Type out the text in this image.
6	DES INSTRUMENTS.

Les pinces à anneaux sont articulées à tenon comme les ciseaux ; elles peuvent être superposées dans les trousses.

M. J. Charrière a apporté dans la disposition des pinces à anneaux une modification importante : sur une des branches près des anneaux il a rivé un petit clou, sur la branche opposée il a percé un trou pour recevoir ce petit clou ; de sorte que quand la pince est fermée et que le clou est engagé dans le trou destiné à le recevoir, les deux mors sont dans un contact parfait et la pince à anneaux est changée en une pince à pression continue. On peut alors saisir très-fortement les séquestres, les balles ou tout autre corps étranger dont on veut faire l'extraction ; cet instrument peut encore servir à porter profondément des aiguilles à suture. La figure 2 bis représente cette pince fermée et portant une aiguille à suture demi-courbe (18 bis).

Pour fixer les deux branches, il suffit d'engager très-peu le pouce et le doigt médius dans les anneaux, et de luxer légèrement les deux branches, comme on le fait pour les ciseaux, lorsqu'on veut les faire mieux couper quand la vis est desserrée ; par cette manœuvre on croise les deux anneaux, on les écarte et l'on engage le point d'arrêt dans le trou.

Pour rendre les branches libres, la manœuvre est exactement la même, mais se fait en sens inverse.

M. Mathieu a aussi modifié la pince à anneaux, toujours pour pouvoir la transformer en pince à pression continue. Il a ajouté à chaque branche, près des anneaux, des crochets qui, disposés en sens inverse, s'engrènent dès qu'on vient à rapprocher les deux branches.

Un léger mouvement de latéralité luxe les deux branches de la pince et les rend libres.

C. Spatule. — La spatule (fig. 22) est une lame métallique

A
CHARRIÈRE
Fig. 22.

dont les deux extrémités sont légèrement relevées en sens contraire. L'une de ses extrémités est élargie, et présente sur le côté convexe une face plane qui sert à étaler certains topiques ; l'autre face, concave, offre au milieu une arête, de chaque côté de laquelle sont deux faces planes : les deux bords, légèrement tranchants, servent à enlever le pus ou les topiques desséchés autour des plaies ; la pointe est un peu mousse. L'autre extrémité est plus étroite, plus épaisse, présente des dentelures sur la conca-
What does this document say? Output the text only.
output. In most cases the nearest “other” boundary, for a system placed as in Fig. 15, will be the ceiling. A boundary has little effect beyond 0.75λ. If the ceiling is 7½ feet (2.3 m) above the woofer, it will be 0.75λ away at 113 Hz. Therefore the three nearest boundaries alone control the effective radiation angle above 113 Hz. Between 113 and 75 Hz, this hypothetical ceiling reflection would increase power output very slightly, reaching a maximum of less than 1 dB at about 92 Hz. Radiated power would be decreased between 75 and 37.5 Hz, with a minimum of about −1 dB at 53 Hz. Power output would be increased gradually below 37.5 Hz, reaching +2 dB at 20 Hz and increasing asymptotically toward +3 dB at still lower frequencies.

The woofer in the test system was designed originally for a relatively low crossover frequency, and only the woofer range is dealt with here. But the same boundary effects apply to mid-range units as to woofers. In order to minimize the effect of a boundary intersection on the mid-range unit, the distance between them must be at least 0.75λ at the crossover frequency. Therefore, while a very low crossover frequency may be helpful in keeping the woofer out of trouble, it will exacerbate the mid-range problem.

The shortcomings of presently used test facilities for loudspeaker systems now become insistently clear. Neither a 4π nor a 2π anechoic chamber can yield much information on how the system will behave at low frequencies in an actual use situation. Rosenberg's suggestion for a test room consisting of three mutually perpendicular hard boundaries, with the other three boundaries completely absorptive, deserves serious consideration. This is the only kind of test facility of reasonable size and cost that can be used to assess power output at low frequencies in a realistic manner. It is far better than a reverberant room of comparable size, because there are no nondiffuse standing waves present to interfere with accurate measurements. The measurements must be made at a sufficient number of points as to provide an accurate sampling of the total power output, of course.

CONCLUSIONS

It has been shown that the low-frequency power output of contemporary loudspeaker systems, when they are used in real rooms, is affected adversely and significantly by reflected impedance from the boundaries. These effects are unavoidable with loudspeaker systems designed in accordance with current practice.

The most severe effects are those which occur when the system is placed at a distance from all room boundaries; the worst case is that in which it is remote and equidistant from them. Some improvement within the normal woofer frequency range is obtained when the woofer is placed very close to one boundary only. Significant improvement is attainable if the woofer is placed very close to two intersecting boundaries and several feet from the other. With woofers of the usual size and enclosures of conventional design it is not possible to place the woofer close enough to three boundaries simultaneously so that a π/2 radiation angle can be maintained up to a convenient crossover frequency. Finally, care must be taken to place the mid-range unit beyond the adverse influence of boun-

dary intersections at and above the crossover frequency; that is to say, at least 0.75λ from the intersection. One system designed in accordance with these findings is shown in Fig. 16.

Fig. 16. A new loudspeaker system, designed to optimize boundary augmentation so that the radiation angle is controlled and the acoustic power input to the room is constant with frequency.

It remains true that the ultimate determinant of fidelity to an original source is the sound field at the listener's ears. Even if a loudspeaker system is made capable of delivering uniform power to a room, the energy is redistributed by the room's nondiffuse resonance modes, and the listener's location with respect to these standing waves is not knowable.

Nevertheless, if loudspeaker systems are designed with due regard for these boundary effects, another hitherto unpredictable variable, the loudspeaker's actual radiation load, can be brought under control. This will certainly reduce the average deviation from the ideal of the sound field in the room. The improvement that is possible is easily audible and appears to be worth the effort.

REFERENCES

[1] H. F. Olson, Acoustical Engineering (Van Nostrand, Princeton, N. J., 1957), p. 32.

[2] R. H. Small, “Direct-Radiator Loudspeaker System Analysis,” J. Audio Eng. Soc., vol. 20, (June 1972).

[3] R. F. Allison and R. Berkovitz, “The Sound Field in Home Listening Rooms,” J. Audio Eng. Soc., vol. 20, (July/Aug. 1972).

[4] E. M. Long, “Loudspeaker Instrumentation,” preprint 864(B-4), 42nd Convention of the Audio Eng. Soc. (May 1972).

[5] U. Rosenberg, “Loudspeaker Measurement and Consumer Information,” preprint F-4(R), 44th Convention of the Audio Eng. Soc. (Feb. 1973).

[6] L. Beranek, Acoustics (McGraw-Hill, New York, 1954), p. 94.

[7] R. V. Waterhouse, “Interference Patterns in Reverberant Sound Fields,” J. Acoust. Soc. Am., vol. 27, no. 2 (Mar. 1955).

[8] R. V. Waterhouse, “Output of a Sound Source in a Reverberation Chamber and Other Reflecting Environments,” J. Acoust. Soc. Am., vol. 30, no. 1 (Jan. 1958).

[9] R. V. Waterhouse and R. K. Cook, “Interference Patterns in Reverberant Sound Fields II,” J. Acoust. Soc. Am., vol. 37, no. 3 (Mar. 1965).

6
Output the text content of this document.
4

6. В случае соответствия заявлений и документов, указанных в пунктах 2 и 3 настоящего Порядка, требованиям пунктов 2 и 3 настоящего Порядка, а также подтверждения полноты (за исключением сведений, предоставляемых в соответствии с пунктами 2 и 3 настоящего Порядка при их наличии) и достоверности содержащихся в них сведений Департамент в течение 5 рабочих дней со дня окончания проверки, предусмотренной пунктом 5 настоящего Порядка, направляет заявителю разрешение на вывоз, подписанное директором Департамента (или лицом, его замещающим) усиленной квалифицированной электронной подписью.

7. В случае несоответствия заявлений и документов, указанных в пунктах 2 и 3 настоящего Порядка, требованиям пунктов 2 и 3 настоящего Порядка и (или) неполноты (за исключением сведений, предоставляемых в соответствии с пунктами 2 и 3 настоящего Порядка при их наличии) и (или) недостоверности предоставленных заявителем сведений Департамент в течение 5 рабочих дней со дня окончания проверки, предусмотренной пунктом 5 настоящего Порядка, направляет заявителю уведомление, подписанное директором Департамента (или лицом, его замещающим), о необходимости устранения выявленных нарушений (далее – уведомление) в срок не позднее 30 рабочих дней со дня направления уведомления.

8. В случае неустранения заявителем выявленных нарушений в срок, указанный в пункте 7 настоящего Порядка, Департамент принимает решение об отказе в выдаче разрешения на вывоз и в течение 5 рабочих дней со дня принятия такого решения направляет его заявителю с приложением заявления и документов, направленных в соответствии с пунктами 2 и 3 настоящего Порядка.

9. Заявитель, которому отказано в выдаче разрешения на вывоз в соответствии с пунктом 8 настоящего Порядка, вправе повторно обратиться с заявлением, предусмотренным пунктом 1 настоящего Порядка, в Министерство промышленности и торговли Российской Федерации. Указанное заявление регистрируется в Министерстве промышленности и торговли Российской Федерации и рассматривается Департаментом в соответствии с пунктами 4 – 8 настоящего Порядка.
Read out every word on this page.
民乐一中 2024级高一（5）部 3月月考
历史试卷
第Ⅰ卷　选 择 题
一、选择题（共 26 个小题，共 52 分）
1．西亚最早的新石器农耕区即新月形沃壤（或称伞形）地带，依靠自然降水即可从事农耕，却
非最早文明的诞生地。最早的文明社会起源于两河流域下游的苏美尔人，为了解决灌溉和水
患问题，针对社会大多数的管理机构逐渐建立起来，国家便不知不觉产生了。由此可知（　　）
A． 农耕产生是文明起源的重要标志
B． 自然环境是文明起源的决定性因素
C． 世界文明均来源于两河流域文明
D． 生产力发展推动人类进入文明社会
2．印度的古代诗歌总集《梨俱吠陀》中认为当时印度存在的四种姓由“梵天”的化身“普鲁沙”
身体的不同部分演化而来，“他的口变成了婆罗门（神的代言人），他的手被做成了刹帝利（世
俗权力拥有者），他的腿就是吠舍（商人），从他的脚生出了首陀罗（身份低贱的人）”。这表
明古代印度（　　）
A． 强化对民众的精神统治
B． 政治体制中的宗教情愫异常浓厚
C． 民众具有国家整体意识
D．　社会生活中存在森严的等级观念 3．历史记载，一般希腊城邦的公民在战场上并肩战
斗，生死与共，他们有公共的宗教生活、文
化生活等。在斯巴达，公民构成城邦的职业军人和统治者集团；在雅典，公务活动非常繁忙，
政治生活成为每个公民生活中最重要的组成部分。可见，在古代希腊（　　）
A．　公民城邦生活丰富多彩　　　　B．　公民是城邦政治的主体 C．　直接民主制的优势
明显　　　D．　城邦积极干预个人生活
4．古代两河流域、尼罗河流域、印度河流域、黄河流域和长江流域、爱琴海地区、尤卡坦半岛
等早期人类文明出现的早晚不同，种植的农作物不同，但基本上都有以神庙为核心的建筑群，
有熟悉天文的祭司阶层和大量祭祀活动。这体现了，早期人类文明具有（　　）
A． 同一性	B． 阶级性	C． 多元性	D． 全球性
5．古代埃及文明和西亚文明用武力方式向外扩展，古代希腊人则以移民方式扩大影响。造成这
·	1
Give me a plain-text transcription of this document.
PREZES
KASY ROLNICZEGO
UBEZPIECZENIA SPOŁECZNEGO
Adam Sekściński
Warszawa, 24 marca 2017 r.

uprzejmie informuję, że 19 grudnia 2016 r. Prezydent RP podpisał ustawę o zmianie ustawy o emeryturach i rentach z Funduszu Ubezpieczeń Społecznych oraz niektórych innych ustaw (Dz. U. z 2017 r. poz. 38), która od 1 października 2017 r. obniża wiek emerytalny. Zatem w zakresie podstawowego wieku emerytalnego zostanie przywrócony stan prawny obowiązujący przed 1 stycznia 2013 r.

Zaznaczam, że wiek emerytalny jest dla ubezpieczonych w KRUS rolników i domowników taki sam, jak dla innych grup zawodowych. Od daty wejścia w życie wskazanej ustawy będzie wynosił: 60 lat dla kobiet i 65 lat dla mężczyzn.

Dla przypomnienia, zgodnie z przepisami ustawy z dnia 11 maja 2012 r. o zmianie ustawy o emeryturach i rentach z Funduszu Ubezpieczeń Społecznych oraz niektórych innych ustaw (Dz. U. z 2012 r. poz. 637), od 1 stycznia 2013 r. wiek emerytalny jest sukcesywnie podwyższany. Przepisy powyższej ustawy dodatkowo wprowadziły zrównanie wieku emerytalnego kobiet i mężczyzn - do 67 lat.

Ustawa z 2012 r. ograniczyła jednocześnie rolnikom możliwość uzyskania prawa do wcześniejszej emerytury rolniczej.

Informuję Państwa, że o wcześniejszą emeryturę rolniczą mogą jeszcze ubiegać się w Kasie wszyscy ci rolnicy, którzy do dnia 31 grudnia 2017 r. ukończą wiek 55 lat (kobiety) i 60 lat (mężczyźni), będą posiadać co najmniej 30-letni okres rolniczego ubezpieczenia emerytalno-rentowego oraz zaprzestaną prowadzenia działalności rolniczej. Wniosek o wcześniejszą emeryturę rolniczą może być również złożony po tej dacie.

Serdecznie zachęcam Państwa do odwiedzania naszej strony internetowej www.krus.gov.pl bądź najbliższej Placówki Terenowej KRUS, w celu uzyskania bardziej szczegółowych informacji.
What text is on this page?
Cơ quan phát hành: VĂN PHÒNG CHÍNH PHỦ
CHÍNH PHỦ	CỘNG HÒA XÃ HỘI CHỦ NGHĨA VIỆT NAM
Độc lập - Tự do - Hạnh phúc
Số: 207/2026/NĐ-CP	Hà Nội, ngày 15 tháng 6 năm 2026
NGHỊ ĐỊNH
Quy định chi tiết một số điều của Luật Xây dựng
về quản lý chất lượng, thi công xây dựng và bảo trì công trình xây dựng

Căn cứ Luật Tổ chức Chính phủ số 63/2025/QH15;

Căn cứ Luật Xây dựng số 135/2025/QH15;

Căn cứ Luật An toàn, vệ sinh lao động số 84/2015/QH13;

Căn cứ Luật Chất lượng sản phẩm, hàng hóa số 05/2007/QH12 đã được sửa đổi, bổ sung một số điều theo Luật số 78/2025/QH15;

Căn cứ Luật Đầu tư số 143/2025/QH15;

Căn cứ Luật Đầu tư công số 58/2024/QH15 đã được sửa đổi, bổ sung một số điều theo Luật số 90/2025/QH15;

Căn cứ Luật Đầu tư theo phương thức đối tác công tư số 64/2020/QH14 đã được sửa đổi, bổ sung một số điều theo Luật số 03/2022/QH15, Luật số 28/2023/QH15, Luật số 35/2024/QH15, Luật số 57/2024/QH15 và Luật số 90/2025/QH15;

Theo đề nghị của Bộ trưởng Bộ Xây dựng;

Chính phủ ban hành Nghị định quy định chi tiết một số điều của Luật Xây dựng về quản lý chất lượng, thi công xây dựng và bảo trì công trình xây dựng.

## GIVEN TASK
Reply with nothing except the number of lines in the listing above that include "page".

## OUTPUT
2